Saved entries
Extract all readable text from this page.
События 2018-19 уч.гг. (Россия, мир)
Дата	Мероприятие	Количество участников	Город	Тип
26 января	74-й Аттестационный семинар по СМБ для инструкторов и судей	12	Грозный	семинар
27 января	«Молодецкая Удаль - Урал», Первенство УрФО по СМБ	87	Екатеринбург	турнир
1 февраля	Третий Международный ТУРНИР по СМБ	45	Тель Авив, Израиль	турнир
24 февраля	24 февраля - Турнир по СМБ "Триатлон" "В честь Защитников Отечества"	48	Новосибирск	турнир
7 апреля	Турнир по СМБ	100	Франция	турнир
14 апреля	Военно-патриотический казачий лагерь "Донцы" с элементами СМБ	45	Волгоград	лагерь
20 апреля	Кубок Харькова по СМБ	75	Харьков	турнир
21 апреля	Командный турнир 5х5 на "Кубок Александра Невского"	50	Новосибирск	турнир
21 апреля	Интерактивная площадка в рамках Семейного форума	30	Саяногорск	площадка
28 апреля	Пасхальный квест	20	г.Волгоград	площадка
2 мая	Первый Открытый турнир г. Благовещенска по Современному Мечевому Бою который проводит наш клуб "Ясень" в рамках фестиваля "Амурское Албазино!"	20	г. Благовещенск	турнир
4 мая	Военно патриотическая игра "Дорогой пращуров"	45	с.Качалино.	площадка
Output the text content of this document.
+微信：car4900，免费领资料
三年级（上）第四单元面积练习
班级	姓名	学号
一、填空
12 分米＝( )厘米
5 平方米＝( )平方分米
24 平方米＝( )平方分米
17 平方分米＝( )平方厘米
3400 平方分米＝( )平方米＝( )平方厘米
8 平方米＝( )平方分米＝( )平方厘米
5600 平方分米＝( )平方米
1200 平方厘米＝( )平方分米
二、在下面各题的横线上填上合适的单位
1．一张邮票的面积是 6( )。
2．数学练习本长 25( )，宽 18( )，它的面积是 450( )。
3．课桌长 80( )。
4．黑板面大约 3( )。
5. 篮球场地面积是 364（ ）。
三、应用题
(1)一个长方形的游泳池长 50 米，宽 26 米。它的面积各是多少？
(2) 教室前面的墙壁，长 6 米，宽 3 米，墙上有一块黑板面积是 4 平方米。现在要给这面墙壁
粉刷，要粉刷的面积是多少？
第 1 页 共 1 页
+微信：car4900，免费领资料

WHAT YOU ARE ASKED TO DO:
Show every line from the entries above in which the word "this" appears.

CORRECT RESULT:
Extract all readable text from this page.
Output the text content of this document.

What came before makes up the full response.